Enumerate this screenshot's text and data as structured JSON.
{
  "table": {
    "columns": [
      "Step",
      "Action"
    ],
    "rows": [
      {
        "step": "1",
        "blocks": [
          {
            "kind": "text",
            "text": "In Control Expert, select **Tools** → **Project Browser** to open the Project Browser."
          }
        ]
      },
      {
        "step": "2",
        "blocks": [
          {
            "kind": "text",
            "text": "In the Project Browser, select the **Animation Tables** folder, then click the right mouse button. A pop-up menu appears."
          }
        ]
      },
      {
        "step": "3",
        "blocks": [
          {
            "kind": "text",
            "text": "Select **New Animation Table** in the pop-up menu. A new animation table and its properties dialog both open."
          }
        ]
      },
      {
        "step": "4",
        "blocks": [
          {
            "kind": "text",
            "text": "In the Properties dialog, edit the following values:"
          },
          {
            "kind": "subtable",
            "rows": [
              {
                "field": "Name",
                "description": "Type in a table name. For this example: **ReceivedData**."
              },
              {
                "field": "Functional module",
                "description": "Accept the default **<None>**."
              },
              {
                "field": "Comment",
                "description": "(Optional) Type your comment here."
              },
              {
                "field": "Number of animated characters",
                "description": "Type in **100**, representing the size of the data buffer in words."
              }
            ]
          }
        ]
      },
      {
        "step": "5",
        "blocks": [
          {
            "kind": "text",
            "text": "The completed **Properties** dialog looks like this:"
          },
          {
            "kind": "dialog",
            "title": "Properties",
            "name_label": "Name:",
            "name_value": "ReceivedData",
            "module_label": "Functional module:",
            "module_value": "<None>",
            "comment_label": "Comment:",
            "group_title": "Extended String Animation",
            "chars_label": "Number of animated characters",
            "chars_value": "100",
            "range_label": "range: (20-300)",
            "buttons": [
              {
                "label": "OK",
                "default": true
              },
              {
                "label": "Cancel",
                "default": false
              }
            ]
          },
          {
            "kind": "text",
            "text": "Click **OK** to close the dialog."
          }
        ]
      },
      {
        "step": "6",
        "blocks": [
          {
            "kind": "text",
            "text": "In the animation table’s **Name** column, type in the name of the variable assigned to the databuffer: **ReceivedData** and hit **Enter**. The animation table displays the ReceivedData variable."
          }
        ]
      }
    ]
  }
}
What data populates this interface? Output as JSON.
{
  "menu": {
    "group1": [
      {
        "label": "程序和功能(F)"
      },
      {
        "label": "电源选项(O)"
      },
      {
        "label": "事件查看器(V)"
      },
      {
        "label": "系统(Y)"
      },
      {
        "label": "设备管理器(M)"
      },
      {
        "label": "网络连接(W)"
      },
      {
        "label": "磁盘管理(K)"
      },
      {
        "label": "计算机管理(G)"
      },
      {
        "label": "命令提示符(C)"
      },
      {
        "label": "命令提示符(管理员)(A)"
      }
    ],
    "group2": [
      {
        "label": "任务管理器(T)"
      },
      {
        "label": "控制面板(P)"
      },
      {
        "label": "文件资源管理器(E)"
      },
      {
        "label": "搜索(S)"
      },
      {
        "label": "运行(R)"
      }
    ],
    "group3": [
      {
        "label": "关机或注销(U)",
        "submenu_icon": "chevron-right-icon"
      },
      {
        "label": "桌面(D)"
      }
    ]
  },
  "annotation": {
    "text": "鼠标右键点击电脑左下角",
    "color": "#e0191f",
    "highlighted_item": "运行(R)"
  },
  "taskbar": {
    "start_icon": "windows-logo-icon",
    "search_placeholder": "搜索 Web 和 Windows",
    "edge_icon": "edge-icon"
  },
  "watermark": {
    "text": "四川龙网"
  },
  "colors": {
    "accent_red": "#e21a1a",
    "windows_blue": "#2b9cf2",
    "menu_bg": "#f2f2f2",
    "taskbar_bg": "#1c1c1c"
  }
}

======

Gather each line in the data that holds the string "icon".

        "submenu_icon": "chevron-right-icon"
    "start_icon": "windows-logo-icon",
    "edge_icon": "edge-icon"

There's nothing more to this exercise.